GIVEN ENTRIES:
— Start —
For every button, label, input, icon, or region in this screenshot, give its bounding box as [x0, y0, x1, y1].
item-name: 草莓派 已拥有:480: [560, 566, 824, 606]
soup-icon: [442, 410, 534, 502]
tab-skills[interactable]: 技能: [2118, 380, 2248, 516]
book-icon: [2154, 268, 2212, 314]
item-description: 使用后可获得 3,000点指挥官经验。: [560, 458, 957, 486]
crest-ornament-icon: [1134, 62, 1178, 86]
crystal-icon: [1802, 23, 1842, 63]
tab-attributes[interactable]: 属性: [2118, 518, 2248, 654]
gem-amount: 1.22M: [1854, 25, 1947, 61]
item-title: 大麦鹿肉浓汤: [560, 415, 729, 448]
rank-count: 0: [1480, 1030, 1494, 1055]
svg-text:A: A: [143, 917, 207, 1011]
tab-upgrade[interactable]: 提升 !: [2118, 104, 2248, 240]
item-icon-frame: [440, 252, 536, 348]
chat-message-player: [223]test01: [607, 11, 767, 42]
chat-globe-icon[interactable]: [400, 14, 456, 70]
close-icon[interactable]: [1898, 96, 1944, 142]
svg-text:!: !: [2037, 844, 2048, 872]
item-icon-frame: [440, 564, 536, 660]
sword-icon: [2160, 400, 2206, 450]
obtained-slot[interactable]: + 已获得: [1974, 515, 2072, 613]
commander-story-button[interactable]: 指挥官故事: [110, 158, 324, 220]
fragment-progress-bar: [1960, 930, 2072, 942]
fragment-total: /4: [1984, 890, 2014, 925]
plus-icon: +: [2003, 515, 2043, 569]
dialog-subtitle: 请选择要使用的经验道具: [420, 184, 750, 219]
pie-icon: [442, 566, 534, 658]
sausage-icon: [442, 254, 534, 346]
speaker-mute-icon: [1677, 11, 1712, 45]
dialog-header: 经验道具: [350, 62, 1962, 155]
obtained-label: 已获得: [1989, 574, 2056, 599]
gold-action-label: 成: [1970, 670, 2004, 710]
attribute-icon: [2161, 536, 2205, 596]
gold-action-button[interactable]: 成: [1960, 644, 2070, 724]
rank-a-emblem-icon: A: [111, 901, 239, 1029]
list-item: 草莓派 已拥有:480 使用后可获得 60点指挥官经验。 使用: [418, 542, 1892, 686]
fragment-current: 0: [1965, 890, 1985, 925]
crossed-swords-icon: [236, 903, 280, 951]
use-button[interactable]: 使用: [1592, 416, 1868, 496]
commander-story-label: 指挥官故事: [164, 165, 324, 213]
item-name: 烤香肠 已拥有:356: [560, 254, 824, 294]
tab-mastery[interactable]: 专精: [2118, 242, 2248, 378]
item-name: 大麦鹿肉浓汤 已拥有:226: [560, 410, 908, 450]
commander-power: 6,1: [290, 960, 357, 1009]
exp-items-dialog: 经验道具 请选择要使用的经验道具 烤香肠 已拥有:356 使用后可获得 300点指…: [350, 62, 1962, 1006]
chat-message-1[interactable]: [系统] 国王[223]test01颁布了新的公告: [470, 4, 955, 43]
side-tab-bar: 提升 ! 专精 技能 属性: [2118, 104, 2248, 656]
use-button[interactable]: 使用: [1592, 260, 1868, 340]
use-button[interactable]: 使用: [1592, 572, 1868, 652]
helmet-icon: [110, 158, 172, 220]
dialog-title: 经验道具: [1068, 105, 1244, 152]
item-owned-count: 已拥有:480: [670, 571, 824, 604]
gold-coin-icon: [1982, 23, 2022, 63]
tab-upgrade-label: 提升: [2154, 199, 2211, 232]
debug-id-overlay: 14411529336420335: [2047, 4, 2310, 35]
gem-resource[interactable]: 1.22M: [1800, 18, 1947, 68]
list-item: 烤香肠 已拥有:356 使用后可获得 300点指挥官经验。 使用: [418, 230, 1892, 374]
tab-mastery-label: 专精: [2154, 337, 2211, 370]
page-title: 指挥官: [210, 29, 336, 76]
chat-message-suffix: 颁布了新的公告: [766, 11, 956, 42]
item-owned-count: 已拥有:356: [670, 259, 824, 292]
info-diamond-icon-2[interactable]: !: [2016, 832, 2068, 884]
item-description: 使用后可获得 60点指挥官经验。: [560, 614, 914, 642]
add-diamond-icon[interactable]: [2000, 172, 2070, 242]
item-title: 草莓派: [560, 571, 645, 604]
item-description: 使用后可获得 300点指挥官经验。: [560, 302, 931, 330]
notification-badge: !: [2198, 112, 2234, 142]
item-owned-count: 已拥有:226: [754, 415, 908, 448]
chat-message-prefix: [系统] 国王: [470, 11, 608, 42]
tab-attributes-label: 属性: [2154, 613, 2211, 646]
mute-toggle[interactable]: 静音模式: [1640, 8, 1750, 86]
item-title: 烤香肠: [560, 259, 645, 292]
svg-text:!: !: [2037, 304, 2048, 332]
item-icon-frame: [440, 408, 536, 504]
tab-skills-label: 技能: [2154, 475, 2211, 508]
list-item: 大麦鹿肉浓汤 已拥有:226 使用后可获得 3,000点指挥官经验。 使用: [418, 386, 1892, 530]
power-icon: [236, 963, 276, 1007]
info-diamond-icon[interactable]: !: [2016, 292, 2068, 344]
— End —
WORK REQUIRED:
Copy every row above word for word, in the same order.

FINAL ANSWER:
For every button, label, input, icon, or region in this screenshot, give its bounding box as [x0, y0, x1, y1].
item-name: 草莓派 已拥有:480: [560, 566, 824, 606]
soup-icon: [442, 410, 534, 502]
tab-skills[interactable]: 技能: [2118, 380, 2248, 516]
book-icon: [2154, 268, 2212, 314]
item-description: 使用后可获得 3,000点指挥官经验。: [560, 458, 957, 486]
crest-ornament-icon: [1134, 62, 1178, 86]
crystal-icon: [1802, 23, 1842, 63]
tab-attributes[interactable]: 属性: [2118, 518, 2248, 654]
gem-amount: 1.22M: [1854, 25, 1947, 61]
item-title: 大麦鹿肉浓汤: [560, 415, 729, 448]
rank-count: 0: [1480, 1030, 1494, 1055]
svg-text:A: A: [143, 917, 207, 1011]
tab-upgrade[interactable]: 提升 !: [2118, 104, 2248, 240]
item-icon-frame: [440, 252, 536, 348]
chat-message-player: [223]test01: [607, 11, 767, 42]
chat-globe-icon[interactable]: [400, 14, 456, 70]
close-icon[interactable]: [1898, 96, 1944, 142]
svg-text:!: !: [2037, 844, 2048, 872]
item-icon-frame: [440, 564, 536, 660]
sword-icon: [2160, 400, 2206, 450]
obtained-slot[interactable]: + 已获得: [1974, 515, 2072, 613]
commander-story-button[interactable]: 指挥官故事: [110, 158, 324, 220]
fragment-progress-bar: [1960, 930, 2072, 942]
fragment-total: /4: [1984, 890, 2014, 925]
plus-icon: +: [2003, 515, 2043, 569]
dialog-subtitle: 请选择要使用的经验道具: [420, 184, 750, 219]
pie-icon: [442, 566, 534, 658]
sausage-icon: [442, 254, 534, 346]
speaker-mute-icon: [1677, 11, 1712, 45]
dialog-header: 经验道具: [350, 62, 1962, 155]
obtained-label: 已获得: [1989, 574, 2056, 599]
gold-action-label: 成: [1970, 670, 2004, 710]
attribute-icon: [2161, 536, 2205, 596]
gold-action-button[interactable]: 成: [1960, 644, 2070, 724]
rank-a-emblem-icon: A: [111, 901, 239, 1029]
list-item: 草莓派 已拥有:480 使用后可获得 60点指挥官经验。 使用: [418, 542, 1892, 686]
fragment-current: 0: [1965, 890, 1985, 925]
crossed-swords-icon: [236, 903, 280, 951]
use-button[interactable]: 使用: [1592, 416, 1868, 496]
commander-story-label: 指挥官故事: [164, 165, 324, 213]
item-name: 烤香肠 已拥有:356: [560, 254, 824, 294]
tab-mastery[interactable]: 专精: [2118, 242, 2248, 378]
item-name: 大麦鹿肉浓汤 已拥有:226: [560, 410, 908, 450]
commander-power: 6,1: [290, 960, 357, 1009]
exp-items-dialog: 经验道具 请选择要使用的经验道具 烤香肠 已拥有:356 使用后可获得 300点指…: [350, 62, 1962, 1006]
chat-message-1[interactable]: [系统] 国王[223]test01颁布了新的公告: [470, 4, 955, 43]
side-tab-bar: 提升 ! 专精 技能 属性: [2118, 104, 2248, 656]
use-button[interactable]: 使用: [1592, 260, 1868, 340]
use-button[interactable]: 使用: [1592, 572, 1868, 652]
helmet-icon: [110, 158, 172, 220]
dialog-title: 经验道具: [1068, 105, 1244, 152]
item-owned-count: 已拥有:480: [670, 571, 824, 604]
gold-coin-icon: [1982, 23, 2022, 63]
tab-upgrade-label: 提升: [2154, 199, 2211, 232]
debug-id-overlay: 14411529336420335: [2047, 4, 2310, 35]
gem-resource[interactable]: 1.22M: [1800, 18, 1947, 68]
list-item: 烤香肠 已拥有:356 使用后可获得 300点指挥官经验。 使用: [418, 230, 1892, 374]
tab-mastery-label: 专精: [2154, 337, 2211, 370]
page-title: 指挥官: [210, 29, 336, 76]
chat-message-suffix: 颁布了新的公告: [766, 11, 956, 42]
item-owned-count: 已拥有:356: [670, 259, 824, 292]
info-diamond-icon-2[interactable]: !: [2016, 832, 2068, 884]
item-description: 使用后可获得 60点指挥官经验。: [560, 614, 914, 642]
add-diamond-icon[interactable]: [2000, 172, 2070, 242]
item-title: 草莓派: [560, 571, 645, 604]
item-description: 使用后可获得 300点指挥官经验。: [560, 302, 931, 330]
notification-badge: !: [2198, 112, 2234, 142]
item-owned-count: 已拥有:226: [754, 415, 908, 448]
chat-message-prefix: [系统] 国王: [470, 11, 608, 42]
tab-attributes-label: 属性: [2154, 613, 2211, 646]
mute-toggle[interactable]: 静音模式: [1640, 8, 1750, 86]
item-title: 烤香肠: [560, 259, 645, 292]
svg-text:!: !: [2037, 304, 2048, 332]
item-icon-frame: [440, 408, 536, 504]
tab-skills-label: 技能: [2154, 475, 2211, 508]
list-item: 大麦鹿肉浓汤 已拥有:226 使用后可获得 3,000点指挥官经验。 使用: [418, 386, 1892, 530]
power-icon: [236, 963, 276, 1007]
info-diamond-icon[interactable]: !: [2016, 292, 2068, 344]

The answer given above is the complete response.